REQUEST: Go through the lines below. Copy those with "Posten".

Stored records:
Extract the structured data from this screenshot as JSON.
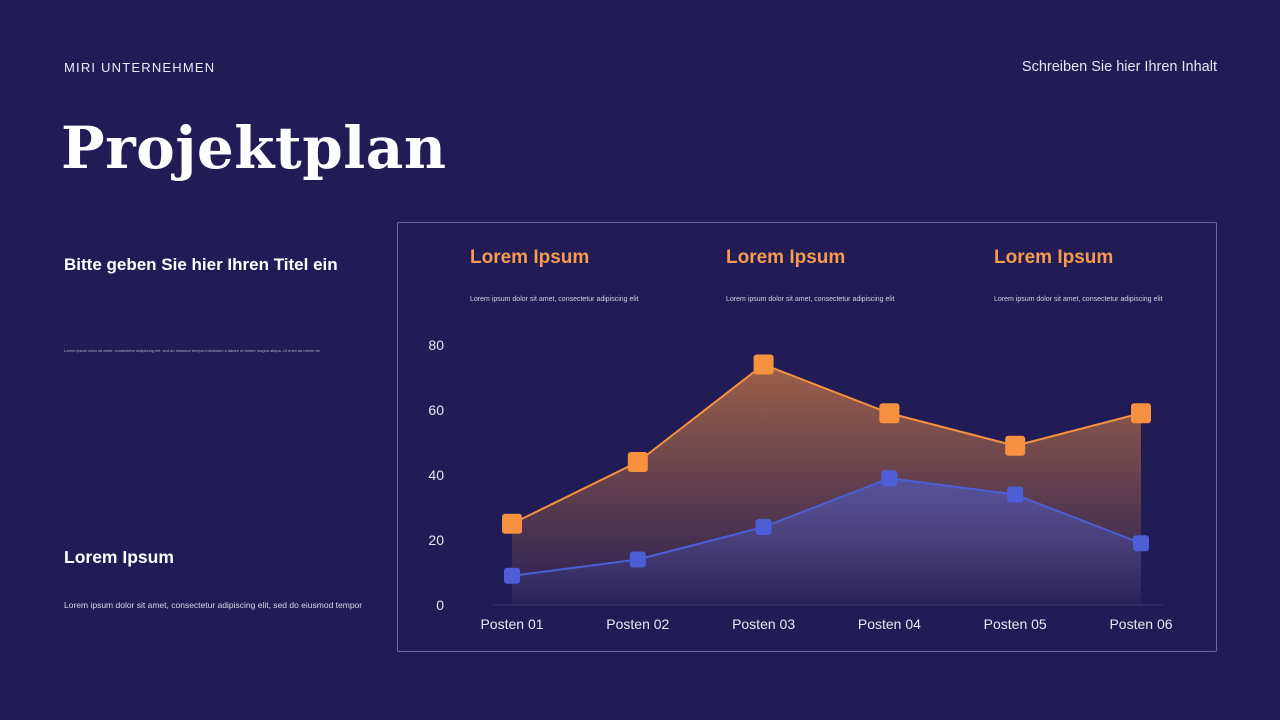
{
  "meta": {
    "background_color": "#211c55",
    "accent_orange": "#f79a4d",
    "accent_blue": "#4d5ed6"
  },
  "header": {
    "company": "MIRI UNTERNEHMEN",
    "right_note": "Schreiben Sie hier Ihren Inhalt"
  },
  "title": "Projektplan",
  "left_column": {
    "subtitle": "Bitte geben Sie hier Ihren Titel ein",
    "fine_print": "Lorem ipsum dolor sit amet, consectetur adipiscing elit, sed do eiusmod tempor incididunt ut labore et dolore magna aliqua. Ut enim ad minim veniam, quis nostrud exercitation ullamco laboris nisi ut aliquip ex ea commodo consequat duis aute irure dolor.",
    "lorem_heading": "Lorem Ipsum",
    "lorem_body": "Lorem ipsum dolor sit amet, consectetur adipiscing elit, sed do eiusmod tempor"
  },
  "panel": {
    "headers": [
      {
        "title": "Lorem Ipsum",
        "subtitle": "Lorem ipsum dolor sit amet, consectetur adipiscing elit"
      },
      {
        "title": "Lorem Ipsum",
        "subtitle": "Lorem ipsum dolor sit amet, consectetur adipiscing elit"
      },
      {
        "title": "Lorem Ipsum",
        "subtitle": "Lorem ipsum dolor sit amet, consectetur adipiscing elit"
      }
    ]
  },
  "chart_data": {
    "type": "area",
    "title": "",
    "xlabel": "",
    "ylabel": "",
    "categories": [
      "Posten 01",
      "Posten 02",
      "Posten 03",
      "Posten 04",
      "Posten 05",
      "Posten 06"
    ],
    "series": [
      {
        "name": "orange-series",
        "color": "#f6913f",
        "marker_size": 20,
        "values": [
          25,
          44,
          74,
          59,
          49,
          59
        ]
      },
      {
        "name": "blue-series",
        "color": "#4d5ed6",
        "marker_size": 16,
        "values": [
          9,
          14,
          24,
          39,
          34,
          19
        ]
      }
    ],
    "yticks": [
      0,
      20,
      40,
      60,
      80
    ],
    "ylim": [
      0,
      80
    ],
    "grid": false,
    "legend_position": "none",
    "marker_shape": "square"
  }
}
...
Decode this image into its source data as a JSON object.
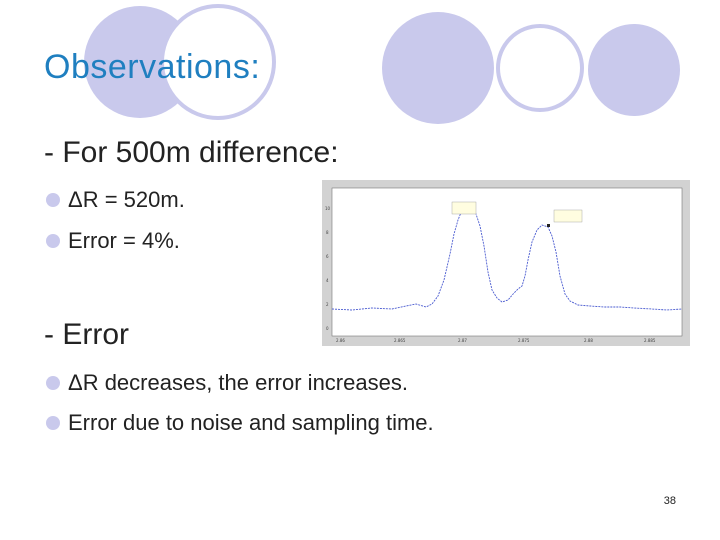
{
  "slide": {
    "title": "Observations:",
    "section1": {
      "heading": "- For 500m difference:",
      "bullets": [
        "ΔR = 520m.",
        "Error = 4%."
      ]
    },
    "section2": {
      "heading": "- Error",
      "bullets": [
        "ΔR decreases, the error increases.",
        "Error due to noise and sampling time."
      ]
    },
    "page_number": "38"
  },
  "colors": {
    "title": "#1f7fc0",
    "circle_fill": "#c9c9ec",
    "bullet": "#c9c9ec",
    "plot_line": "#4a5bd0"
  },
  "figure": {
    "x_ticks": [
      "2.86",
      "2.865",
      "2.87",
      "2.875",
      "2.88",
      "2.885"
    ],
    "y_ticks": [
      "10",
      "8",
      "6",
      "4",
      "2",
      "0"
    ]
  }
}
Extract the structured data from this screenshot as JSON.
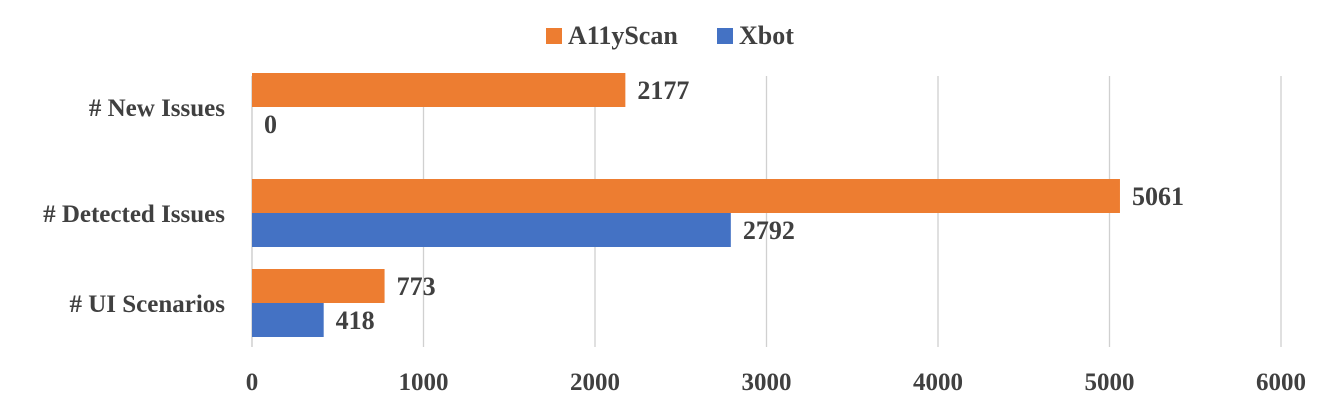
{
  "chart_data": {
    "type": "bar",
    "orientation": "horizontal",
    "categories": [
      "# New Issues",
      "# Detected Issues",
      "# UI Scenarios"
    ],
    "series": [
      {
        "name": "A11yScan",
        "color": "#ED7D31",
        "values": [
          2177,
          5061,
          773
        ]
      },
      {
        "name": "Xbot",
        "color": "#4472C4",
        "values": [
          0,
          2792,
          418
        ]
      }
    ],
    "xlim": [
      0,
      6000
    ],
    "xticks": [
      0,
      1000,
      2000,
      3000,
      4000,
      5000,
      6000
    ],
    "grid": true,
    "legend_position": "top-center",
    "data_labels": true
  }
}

RESPONSE:
      "Posten 01",
      "Posten 02",
      "Posten 03",
      "Posten 04",
      "Posten 05",
      "Posten 06"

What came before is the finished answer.